*Task statement*: With the pictures omitted, write out the entries that follow exactly as they stand.

----- Excerpted records -----

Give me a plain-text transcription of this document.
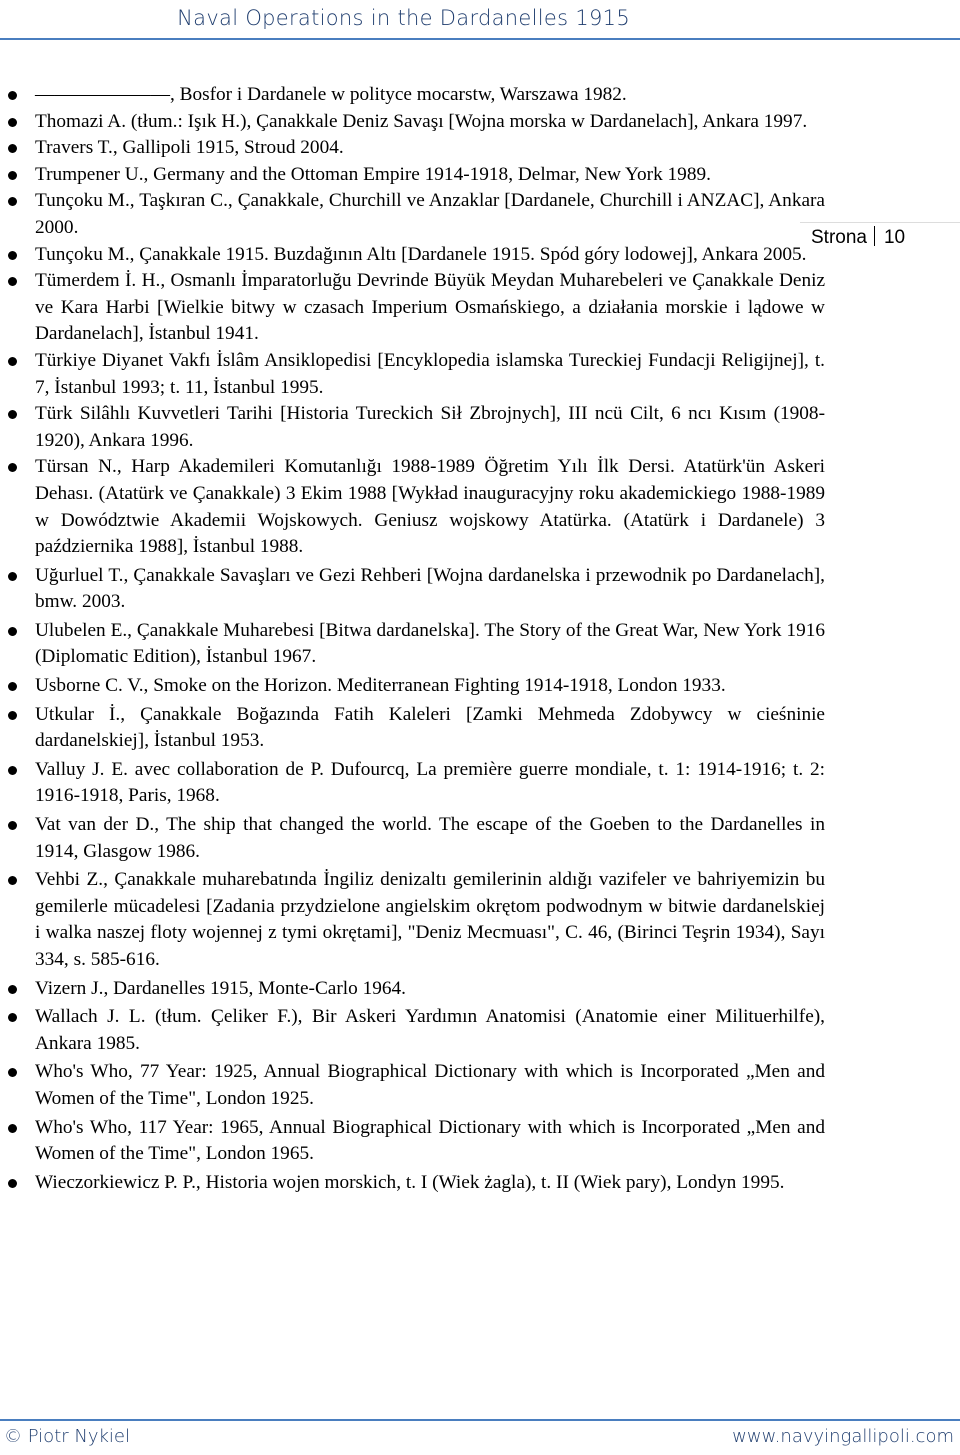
Naval Operations in the Dardanelles 1915
Strona 10
———————, Bosfor i Dardanele w polityce mocarstw, Warszawa 1982.
Thomazi A. (tłum.: Işık H.), Çanakkale Deniz Savaşı [Wojna morska w Dardanelach], Ankara 1997.
Travers T., Gallipoli 1915, Stroud 2004.
Trumpener U., Germany and the Ottoman Empire 1914-1918, Delmar, New York 1989.
Tunçoku M., Taşkıran C., Çanakkale, Churchill ve Anzaklar [Dardanele, Churchill i ANZAC], Ankara 2000.
Tunçoku M., Çanakkale 1915. Buzdağının Altı [Dardanele 1915. Spód góry lodowej], Ankara 2005.
Tümerdem İ. H., Osmanlı İmparatorluğu Devrinde Büyük Meydan Muharebeleri ve Çanakkale Deniz ve Kara Harbi [Wielkie bitwy w czasach Imperium Osmańskiego, a działania morskie i lądowe w Dardanelach], İstanbul 1941.
Türkiye Diyanet Vakfı İslâm Ansiklopedisi [Encyklopedia islamska Tureckiej Fundacji Religijnej], t. 7, İstanbul 1993; t. 11, İstanbul 1995.
Türk Silâhlı Kuvvetleri Tarihi [Historia Tureckich Sił Zbrojnych], III ncü Cilt, 6 ncı Kısım (1908-1920), Ankara 1996.
Türsan N., Harp Akademileri Komutanlığı 1988-1989 Öğretim Yılı İlk Dersi. Atatürk'ün Askeri Dehası. (Atatürk ve Çanakkale) 3 Ekim 1988 [Wykład inauguracyjny roku akademickiego 1988-1989 w Dowództwie Akademii Wojskowych. Geniusz wojskowy Atatürka. (Atatürk i Dardanele) 3 października 1988], İstanbul 1988.
Uğurluel T., Çanakkale Savaşları ve Gezi Rehberi [Wojna dardanelska i przewodnik po Dardanelach], bmw. 2003.
Ulubelen E., Çanakkale Muharebesi [Bitwa dardanelska]. The Story of the Great War, New York 1916 (Diplomatic Edition), İstanbul 1967.
Usborne C. V., Smoke on the Horizon. Mediterranean Fighting 1914-1918, London 1933.
Utkular İ., Çanakkale Boğazında Fatih Kaleleri [Zamki Mehmeda Zdobywcy w cieśninie dardanelskiej], İstanbul 1953.
Valluy J. E. avec collaboration de P. Dufourcq, La première guerre mondiale, t. 1: 1914-1916; t. 2: 1916-1918, Paris, 1968.
Vat van der D., The ship that changed the world. The escape of the Goeben to the Dardanelles in 1914, Glasgow 1986.
Vehbi Z., Çanakkale muharebatında İngiliz denizaltı gemilerinin aldığı vazifeler ve bahriyemizin bu gemilerle mücadelesi [Zadania przydzielone angielskim okrętom podwodnym w bitwie dardanelskiej i walka naszej floty wojennej z tymi okrętami], "Deniz Mecmuası", C. 46, (Birinci Teşrin 1934), Sayı 334, s. 585-616.
Vizern J., Dardanelles 1915, Monte-Carlo 1964.
Wallach J. L. (tłum. Çeliker F.), Bir Askeri Yardımın Anatomisi (Anatomie einer Milituerhilfe), Ankara 1985.
Who's Who, 77 Year: 1925, Annual Biographical Dictionary with which is Incorporated „Men and Women of the Time", London 1925.
Who's Who, 117 Year: 1965, Annual Biographical Dictionary with which is Incorporated „Men and Women of the Time", London 1965.
Wieczorkiewicz P. P., Historia wojen morskich, t. I (Wiek żagla), t. II (Wiek pary), Londyn 1995.
© Piotr Nykiel	www.navyingallipoli.com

-----

*Finished task*:
Give me a plain-text transcription of this document.
Naval Operations in the Dardanelles 1915
Strona 10
———————, Bosfor i Dardanele w polityce mocarstw, Warszawa 1982.
Thomazi A. (tłum.: Işık H.), Çanakkale Deniz Savaşı [Wojna morska w Dardanelach], Ankara 1997.
Travers T., Gallipoli 1915, Stroud 2004.
Trumpener U., Germany and the Ottoman Empire 1914-1918, Delmar, New York 1989.
Tunçoku M., Taşkıran C., Çanakkale, Churchill ve Anzaklar [Dardanele, Churchill i ANZAC], Ankara 2000.
Tunçoku M., Çanakkale 1915. Buzdağının Altı [Dardanele 1915. Spód góry lodowej], Ankara 2005.
Tümerdem İ. H., Osmanlı İmparatorluğu Devrinde Büyük Meydan Muharebeleri ve Çanakkale Deniz ve Kara Harbi [Wielkie bitwy w czasach Imperium Osmańskiego, a działania morskie i lądowe w Dardanelach], İstanbul 1941.
Türkiye Diyanet Vakfı İslâm Ansiklopedisi [Encyklopedia islamska Tureckiej Fundacji Religijnej], t. 7, İstanbul 1993; t. 11, İstanbul 1995.
Türk Silâhlı Kuvvetleri Tarihi [Historia Tureckich Sił Zbrojnych], III ncü Cilt, 6 ncı Kısım (1908-1920), Ankara 1996.
Türsan N., Harp Akademileri Komutanlığı 1988-1989 Öğretim Yılı İlk Dersi. Atatürk'ün Askeri Dehası. (Atatürk ve Çanakkale) 3 Ekim 1988 [Wykład inauguracyjny roku akademickiego 1988-1989 w Dowództwie Akademii Wojskowych. Geniusz wojskowy Atatürka. (Atatürk i Dardanele) 3 października 1988], İstanbul 1988.
Uğurluel T., Çanakkale Savaşları ve Gezi Rehberi [Wojna dardanelska i przewodnik po Dardanelach], bmw. 2003.
Ulubelen E., Çanakkale Muharebesi [Bitwa dardanelska]. The Story of the Great War, New York 1916 (Diplomatic Edition), İstanbul 1967.
Usborne C. V., Smoke on the Horizon. Mediterranean Fighting 1914-1918, London 1933.
Utkular İ., Çanakkale Boğazında Fatih Kaleleri [Zamki Mehmeda Zdobywcy w cieśninie dardanelskiej], İstanbul 1953.
Valluy J. E. avec collaboration de P. Dufourcq, La première guerre mondiale, t. 1: 1914-1916; t. 2: 1916-1918, Paris, 1968.
Vat van der D., The ship that changed the world. The escape of the Goeben to the Dardanelles in 1914, Glasgow 1986.
Vehbi Z., Çanakkale muharebatında İngiliz denizaltı gemilerinin aldığı vazifeler ve bahriyemizin bu gemilerle mücadelesi [Zadania przydzielone angielskim okrętom podwodnym w bitwie dardanelskiej i walka naszej floty wojennej z tymi okrętami], "Deniz Mecmuası", C. 46, (Birinci Teşrin 1934), Sayı 334, s. 585-616.
Vizern J., Dardanelles 1915, Monte-Carlo 1964.
Wallach J. L. (tłum. Çeliker F.), Bir Askeri Yardımın Anatomisi (Anatomie einer Milituerhilfe), Ankara 1985.
Who's Who, 77 Year: 1925, Annual Biographical Dictionary with which is Incorporated „Men and Women of the Time", London 1925.
Who's Who, 117 Year: 1965, Annual Biographical Dictionary with which is Incorporated „Men and Women of the Time", London 1965.
Wieczorkiewicz P. P., Historia wojen morskich, t. I (Wiek żagla), t. II (Wiek pary), Londyn 1995.
© Piotr Nykiel	www.navyingallipoli.com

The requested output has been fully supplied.